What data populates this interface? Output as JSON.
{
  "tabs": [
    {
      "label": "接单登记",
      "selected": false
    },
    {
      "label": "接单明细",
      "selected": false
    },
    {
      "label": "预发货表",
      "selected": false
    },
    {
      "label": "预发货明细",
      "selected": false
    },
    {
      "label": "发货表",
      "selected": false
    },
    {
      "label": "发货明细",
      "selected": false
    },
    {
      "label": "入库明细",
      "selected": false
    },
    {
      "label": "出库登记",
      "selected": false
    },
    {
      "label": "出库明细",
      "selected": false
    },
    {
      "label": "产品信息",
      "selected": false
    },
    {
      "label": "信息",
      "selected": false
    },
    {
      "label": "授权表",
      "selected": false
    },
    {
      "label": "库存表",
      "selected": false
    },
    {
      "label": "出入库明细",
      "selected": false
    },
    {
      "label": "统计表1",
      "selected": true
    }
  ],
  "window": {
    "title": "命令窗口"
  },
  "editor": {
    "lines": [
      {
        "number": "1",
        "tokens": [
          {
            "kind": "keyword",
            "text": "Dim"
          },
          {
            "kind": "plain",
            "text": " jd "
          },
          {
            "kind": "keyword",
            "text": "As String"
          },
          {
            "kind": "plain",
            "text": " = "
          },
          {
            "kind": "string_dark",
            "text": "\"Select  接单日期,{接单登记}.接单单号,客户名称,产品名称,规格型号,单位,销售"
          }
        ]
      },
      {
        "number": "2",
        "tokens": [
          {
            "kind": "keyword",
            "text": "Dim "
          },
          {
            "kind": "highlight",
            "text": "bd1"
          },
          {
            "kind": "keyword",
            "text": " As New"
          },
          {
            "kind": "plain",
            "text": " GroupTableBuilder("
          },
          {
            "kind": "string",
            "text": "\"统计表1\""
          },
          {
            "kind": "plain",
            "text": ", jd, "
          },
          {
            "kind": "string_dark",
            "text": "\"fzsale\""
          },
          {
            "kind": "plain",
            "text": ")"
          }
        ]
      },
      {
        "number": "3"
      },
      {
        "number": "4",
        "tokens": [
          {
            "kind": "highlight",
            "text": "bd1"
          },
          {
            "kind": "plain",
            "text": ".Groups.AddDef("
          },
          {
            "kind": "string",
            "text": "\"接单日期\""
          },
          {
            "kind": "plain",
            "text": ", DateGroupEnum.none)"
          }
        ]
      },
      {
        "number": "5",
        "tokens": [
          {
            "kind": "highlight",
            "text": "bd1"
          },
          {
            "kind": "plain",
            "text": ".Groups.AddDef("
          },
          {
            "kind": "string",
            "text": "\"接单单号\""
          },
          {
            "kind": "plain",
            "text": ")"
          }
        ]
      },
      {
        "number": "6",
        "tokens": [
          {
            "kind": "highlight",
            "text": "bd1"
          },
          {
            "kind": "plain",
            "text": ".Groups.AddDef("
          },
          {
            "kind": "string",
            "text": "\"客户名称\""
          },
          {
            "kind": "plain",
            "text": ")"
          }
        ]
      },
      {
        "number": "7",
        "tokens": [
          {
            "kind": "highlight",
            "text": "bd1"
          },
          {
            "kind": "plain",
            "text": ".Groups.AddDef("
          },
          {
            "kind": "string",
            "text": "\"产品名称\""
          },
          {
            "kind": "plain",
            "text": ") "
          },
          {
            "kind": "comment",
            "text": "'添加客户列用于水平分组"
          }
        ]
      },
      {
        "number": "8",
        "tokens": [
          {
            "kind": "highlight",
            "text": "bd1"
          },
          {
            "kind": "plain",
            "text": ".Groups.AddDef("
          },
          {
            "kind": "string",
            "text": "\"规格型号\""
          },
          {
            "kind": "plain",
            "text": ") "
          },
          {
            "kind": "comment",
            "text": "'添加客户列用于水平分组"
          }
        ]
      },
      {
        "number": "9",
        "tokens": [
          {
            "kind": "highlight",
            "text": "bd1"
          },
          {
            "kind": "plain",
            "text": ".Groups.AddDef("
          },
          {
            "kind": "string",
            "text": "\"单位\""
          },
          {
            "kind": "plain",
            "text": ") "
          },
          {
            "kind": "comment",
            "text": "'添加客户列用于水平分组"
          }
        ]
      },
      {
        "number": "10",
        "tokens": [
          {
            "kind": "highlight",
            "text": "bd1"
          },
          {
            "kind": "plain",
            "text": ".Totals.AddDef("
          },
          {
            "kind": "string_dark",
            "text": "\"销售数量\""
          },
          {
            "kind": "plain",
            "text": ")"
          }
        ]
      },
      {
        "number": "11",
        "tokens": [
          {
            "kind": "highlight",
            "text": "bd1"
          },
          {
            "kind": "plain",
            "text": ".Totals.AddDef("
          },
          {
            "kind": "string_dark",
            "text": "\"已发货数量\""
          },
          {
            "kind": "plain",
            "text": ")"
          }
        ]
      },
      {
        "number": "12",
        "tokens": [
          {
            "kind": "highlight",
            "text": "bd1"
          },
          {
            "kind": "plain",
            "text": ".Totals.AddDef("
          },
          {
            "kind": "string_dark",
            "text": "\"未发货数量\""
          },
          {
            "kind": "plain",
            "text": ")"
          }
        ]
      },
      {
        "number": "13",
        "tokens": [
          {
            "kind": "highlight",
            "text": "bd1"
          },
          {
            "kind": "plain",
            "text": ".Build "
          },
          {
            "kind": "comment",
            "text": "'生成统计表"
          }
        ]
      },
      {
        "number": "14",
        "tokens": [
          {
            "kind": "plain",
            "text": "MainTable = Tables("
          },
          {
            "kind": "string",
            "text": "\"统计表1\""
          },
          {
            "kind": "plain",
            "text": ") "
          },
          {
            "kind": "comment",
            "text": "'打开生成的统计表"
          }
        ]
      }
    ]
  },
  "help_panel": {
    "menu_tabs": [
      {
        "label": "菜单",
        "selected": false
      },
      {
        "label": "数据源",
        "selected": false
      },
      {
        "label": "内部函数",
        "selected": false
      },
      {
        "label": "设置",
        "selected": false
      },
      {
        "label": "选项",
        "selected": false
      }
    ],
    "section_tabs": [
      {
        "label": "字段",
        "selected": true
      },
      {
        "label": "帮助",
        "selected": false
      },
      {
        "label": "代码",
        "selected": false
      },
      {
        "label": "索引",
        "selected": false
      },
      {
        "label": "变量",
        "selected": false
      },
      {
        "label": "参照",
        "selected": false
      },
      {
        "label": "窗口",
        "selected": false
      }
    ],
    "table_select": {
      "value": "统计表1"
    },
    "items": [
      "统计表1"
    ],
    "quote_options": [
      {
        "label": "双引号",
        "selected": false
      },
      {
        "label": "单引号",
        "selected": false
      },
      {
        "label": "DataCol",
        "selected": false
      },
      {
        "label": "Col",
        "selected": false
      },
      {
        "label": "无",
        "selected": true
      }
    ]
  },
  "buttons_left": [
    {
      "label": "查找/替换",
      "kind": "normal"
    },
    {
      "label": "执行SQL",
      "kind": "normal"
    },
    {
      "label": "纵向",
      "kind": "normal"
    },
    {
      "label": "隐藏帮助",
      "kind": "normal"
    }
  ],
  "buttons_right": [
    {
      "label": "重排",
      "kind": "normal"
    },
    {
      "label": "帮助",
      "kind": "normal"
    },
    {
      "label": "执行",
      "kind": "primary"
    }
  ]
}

:::::

Brief >> Quote all the records exactly, please, leaving none out.

The solution >>
What data populates this interface? Output as JSON.
{
  "tabs": [
    {
      "label": "接单登记",
      "selected": false
    },
    {
      "label": "接单明细",
      "selected": false
    },
    {
      "label": "预发货表",
      "selected": false
    },
    {
      "label": "预发货明细",
      "selected": false
    },
    {
      "label": "发货表",
      "selected": false
    },
    {
      "label": "发货明细",
      "selected": false
    },
    {
      "label": "入库明细",
      "selected": false
    },
    {
      "label": "出库登记",
      "selected": false
    },
    {
      "label": "出库明细",
      "selected": false
    },
    {
      "label": "产品信息",
      "selected": false
    },
    {
      "label": "信息",
      "selected": false
    },
    {
      "label": "授权表",
      "selected": false
    },
    {
      "label": "库存表",
      "selected": false
    },
    {
      "label": "出入库明细",
      "selected": false
    },
    {
      "label": "统计表1",
      "selected": true
    }
  ],
  "window": {
    "title": "命令窗口"
  },
  "editor": {
    "lines": [
      {
        "number": "1",
        "tokens": [
          {
            "kind": "keyword",
            "text": "Dim"
          },
          {
            "kind": "plain",
            "text": " jd "
          },
          {
            "kind": "keyword",
            "text": "As String"
          },
          {
            "kind": "plain",
            "text": " = "
          },
          {
            "kind": "string_dark",
            "text": "\"Select  接单日期,{接单登记}.接单单号,客户名称,产品名称,规格型号,单位,销售"
          }
        ]
      },
      {
        "number": "2",
        "tokens": [
          {
            "kind": "keyword",
            "text": "Dim "
          },
          {
            "kind": "highlight",
            "text": "bd1"
          },
          {
            "kind": "keyword",
            "text": " As New"
          },
          {
            "kind": "plain",
            "text": " GroupTableBuilder("
          },
          {
            "kind": "string",
            "text": "\"统计表1\""
          },
          {
            "kind": "plain",
            "text": ", jd, "
          },
          {
            "kind": "string_dark",
            "text": "\"fzsale\""
          },
          {
            "kind": "plain",
            "text": ")"
          }
        ]
      },
      {
        "number": "3"
      },
      {
        "number": "4",
        "tokens": [
          {
            "kind": "highlight",
            "text": "bd1"
          },
          {
            "kind": "plain",
            "text": ".Groups.AddDef("
          },
          {
            "kind": "string",
            "text": "\"接单日期\""
          },
          {
            "kind": "plain",
            "text": ", DateGroupEnum.none)"
          }
        ]
      },
      {
        "number": "5",
        "tokens": [
          {
            "kind": "highlight",
            "text": "bd1"
          },
          {
            "kind": "plain",
            "text": ".Groups.AddDef("
          },
          {
            "kind": "string",
            "text": "\"接单单号\""
          },
          {
            "kind": "plain",
            "text": ")"
          }
        ]
      },
      {
        "number": "6",
        "tokens": [
          {
            "kind": "highlight",
            "text": "bd1"
          },
          {
            "kind": "plain",
            "text": ".Groups.AddDef("
          },
          {
            "kind": "string",
            "text": "\"客户名称\""
          },
          {
            "kind": "plain",
            "text": ")"
          }
        ]
      },
      {
        "number": "7",
        "tokens": [
          {
            "kind": "highlight",
            "text": "bd1"
          },
          {
            "kind": "plain",
            "text": ".Groups.AddDef("
          },
          {
            "kind": "string",
            "text": "\"产品名称\""
          },
          {
            "kind": "plain",
            "text": ") "
          },
          {
            "kind": "comment",
            "text": "'添加客户列用于水平分组"
          }
        ]
      },
      {
        "number": "8",
        "tokens": [
          {
            "kind": "highlight",
            "text": "bd1"
          },
          {
            "kind": "plain",
            "text": ".Groups.AddDef("
          },
          {
            "kind": "string",
            "text": "\"规格型号\""
          },
          {
            "kind": "plain",
            "text": ") "
          },
          {
            "kind": "comment",
            "text": "'添加客户列用于水平分组"
          }
        ]
      },
      {
        "number": "9",
        "tokens": [
          {
            "kind": "highlight",
            "text": "bd1"
          },
          {
            "kind": "plain",
            "text": ".Groups.AddDef("
          },
          {
            "kind": "string",
            "text": "\"单位\""
          },
          {
            "kind": "plain",
            "text": ") "
          },
          {
            "kind": "comment",
            "text": "'添加客户列用于水平分组"
          }
        ]
      },
      {
        "number": "10",
        "tokens": [
          {
            "kind": "highlight",
            "text": "bd1"
          },
          {
            "kind": "plain",
            "text": ".Totals.AddDef("
          },
          {
            "kind": "string_dark",
            "text": "\"销售数量\""
          },
          {
            "kind": "plain",
            "text": ")"
          }
        ]
      },
      {
        "number": "11",
        "tokens": [
          {
            "kind": "highlight",
            "text": "bd1"
          },
          {
            "kind": "plain",
            "text": ".Totals.AddDef("
          },
          {
            "kind": "string_dark",
            "text": "\"已发货数量\""
          },
          {
            "kind": "plain",
            "text": ")"
          }
        ]
      },
      {
        "number": "12",
        "tokens": [
          {
            "kind": "highlight",
            "text": "bd1"
          },
          {
            "kind": "plain",
            "text": ".Totals.AddDef("
          },
          {
            "kind": "string_dark",
            "text": "\"未发货数量\""
          },
          {
            "kind": "plain",
            "text": ")"
          }
        ]
      },
      {
        "number": "13",
        "tokens": [
          {
            "kind": "highlight",
            "text": "bd1"
          },
          {
            "kind": "plain",
            "text": ".Build "
          },
          {
            "kind": "comment",
            "text": "'生成统计表"
          }
        ]
      },
      {
        "number": "14",
        "tokens": [
          {
            "kind": "plain",
            "text": "MainTable = Tables("
          },
          {
            "kind": "string",
            "text": "\"统计表1\""
          },
          {
            "kind": "plain",
            "text": ") "
          },
          {
            "kind": "comment",
            "text": "'打开生成的统计表"
          }
        ]
      }
    ]
  },
  "help_panel": {
    "menu_tabs": [
      {
        "label": "菜单",
        "selected": false
      },
      {
        "label": "数据源",
        "selected": false
      },
      {
        "label": "内部函数",
        "selected": false
      },
      {
        "label": "设置",
        "selected": false
      },
      {
        "label": "选项",
        "selected": false
      }
    ],
    "section_tabs": [
      {
        "label": "字段",
        "selected": true
      },
      {
        "label": "帮助",
        "selected": false
      },
      {
        "label": "代码",
        "selected": false
      },
      {
        "label": "索引",
        "selected": false
      },
      {
        "label": "变量",
        "selected": false
      },
      {
        "label": "参照",
        "selected": false
      },
      {
        "label": "窗口",
        "selected": false
      }
    ],
    "table_select": {
      "value": "统计表1"
    },
    "items": [
      "统计表1"
    ],
    "quote_options": [
      {
        "label": "双引号",
        "selected": false
      },
      {
        "label": "单引号",
        "selected": false
      },
      {
        "label": "DataCol",
        "selected": false
      },
      {
        "label": "Col",
        "selected": false
      },
      {
        "label": "无",
        "selected": true
      }
    ]
  },
  "buttons_left": [
    {
      "label": "查找/替换",
      "kind": "normal"
    },
    {
      "label": "执行SQL",
      "kind": "normal"
    },
    {
      "label": "纵向",
      "kind": "normal"
    },
    {
      "label": "隐藏帮助",
      "kind": "normal"
    }
  ],
  "buttons_right": [
    {
      "label": "重排",
      "kind": "normal"
    },
    {
      "label": "帮助",
      "kind": "normal"
    },
    {
      "label": "执行",
      "kind": "primary"
    }
  ]
}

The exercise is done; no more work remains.